#### PROBLEM
Lines containing the word "Release" should be extracted in full.

#### ENTRIES
+-------+
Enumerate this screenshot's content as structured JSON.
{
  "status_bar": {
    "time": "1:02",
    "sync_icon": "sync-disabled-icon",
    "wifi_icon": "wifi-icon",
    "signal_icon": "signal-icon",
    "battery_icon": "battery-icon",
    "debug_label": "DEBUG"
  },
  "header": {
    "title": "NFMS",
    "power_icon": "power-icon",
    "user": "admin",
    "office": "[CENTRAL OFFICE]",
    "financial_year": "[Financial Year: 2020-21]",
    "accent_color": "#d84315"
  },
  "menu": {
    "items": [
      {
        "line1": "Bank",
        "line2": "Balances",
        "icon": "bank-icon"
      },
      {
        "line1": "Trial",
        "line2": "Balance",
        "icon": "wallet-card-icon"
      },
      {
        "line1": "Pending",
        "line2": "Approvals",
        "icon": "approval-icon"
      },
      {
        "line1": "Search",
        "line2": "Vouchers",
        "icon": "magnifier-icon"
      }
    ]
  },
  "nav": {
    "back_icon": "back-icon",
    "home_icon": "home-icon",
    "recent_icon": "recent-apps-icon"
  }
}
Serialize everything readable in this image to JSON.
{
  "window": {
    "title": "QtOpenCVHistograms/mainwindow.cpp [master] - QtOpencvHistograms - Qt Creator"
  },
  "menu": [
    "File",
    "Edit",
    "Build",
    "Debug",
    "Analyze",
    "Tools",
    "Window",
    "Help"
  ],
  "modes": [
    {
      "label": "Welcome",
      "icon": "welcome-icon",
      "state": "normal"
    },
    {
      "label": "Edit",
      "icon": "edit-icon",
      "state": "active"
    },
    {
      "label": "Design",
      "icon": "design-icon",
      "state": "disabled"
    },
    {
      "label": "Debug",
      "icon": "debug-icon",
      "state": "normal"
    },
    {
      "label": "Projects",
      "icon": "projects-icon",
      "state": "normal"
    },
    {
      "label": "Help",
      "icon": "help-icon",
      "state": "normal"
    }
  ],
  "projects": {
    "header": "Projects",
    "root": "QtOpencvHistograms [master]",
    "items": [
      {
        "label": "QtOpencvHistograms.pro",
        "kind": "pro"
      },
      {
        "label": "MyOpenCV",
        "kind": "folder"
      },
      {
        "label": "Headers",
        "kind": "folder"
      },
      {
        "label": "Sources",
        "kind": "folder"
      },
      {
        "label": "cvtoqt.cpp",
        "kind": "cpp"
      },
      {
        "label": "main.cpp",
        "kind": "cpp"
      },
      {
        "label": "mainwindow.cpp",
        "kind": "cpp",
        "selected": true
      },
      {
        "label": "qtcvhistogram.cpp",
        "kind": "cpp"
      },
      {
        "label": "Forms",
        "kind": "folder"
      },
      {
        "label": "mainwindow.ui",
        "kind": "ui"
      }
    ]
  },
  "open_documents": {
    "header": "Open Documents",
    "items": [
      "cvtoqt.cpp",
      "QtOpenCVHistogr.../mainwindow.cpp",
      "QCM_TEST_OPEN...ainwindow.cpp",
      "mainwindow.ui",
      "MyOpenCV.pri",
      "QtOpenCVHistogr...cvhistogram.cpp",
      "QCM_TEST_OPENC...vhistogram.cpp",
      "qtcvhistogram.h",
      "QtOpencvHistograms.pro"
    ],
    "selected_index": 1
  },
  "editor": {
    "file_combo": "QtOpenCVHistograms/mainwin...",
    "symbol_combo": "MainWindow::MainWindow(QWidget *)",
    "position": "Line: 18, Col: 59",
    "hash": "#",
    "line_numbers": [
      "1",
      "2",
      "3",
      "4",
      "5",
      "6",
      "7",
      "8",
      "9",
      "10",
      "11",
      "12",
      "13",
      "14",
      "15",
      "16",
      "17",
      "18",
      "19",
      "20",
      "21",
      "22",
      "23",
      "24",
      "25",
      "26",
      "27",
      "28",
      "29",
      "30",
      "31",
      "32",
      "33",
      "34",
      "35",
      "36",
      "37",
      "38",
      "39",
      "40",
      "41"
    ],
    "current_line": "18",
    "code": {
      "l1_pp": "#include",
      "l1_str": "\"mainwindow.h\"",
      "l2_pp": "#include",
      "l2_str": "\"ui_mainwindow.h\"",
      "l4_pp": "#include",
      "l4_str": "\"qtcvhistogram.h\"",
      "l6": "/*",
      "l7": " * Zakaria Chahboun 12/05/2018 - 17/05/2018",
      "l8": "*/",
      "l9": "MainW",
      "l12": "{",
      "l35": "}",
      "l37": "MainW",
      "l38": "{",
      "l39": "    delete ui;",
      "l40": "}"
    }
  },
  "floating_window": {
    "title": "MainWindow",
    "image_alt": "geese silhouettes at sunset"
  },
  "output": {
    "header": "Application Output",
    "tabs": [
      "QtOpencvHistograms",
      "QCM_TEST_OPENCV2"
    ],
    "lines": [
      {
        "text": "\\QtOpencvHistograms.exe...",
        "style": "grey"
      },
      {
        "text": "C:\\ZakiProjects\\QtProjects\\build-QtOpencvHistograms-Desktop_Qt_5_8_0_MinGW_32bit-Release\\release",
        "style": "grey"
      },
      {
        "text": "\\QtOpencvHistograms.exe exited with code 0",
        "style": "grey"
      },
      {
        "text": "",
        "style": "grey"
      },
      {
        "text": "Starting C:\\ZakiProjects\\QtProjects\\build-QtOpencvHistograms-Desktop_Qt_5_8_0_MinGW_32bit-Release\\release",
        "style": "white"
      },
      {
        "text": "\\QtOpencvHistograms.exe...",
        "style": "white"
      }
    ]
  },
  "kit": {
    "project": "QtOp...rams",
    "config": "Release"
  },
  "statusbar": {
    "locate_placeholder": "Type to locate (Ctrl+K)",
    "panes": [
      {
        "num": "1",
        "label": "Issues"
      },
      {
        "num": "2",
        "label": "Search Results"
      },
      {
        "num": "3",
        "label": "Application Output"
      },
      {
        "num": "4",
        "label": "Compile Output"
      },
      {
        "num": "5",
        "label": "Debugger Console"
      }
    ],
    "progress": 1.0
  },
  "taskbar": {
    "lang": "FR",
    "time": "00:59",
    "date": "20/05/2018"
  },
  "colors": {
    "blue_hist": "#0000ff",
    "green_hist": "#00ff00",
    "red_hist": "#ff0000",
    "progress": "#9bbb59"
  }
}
+-------+
#### THE COMPLETED TASK
        "text": "C:\\ZakiProjects\\QtProjects\\build-QtOpencvHistograms-Desktop_Qt_5_8_0_MinGW_32bit-Release\\release",
        "text": "Starting C:\\ZakiProjects\\QtProjects\\build-QtOpencvHistograms-Desktop_Qt_5_8_0_MinGW_32bit-Release\\release",
    "config": "Release"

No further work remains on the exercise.